* SHORT PROBLEM *
For the data that follows, report how many lines contain the word "What", and nothing else.
====
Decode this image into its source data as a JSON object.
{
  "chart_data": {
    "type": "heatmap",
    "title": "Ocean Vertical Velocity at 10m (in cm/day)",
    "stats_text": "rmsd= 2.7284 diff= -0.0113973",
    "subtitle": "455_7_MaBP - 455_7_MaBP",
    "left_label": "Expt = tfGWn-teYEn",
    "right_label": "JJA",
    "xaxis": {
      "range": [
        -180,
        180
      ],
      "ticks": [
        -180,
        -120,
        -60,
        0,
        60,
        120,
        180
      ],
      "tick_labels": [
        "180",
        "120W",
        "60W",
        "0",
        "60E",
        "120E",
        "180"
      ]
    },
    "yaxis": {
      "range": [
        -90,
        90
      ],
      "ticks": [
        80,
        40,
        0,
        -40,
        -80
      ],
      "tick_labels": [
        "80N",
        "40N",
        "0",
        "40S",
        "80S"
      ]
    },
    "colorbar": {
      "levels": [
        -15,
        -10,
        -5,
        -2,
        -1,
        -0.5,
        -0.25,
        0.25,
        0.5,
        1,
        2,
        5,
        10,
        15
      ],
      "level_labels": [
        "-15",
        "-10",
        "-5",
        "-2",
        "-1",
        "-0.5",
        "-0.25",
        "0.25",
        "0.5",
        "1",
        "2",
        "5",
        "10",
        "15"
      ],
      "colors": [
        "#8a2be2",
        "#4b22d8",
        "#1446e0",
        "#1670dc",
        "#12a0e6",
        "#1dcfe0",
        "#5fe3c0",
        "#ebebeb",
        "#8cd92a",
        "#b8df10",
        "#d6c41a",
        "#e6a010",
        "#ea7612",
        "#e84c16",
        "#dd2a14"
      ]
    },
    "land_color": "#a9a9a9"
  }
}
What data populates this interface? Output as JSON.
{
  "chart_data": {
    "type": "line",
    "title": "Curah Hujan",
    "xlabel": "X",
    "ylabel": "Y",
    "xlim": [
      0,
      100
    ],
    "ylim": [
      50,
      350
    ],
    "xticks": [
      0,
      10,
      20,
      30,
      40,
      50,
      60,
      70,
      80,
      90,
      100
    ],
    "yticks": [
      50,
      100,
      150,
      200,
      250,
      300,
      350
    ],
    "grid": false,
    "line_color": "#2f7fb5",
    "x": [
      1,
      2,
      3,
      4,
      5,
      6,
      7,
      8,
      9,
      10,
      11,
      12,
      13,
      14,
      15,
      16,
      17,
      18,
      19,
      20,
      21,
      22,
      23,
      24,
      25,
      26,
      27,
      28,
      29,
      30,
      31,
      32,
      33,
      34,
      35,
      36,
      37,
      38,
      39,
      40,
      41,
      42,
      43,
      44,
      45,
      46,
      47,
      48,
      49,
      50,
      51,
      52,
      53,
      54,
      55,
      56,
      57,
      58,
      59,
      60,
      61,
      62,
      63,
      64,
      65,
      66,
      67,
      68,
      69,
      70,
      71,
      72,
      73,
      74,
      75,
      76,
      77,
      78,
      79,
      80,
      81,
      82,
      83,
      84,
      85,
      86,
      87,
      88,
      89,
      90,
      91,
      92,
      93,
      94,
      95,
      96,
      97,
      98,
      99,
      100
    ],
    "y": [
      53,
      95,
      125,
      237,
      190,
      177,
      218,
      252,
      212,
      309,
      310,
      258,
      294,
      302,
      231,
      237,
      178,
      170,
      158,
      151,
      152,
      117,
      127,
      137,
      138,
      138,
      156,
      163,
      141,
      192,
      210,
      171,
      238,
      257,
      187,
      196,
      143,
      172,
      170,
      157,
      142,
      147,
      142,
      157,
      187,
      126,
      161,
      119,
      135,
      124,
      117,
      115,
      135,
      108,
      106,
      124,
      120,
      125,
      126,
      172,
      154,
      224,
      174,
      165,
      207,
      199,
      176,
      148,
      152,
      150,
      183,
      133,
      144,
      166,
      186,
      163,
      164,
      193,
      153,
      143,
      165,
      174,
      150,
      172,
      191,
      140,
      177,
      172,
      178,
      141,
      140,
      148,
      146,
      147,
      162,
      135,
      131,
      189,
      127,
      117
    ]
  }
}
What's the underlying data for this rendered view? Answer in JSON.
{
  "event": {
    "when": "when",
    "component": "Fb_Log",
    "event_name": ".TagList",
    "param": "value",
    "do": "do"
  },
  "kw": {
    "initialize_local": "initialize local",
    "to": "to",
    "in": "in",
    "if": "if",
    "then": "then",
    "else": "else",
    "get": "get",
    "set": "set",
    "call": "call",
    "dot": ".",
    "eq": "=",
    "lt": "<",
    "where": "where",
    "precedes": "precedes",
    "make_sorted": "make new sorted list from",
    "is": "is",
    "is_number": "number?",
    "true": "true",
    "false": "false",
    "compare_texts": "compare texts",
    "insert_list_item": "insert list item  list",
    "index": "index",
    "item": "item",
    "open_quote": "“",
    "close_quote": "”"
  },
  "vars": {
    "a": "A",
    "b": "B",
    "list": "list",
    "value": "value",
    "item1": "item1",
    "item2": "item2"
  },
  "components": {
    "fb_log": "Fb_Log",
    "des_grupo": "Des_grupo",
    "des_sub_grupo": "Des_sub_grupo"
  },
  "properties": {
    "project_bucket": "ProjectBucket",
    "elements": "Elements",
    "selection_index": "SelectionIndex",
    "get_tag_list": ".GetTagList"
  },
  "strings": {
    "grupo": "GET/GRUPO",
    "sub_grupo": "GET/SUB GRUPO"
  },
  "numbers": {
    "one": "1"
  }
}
====
* RESPONSE TO THE EXERCISE *
2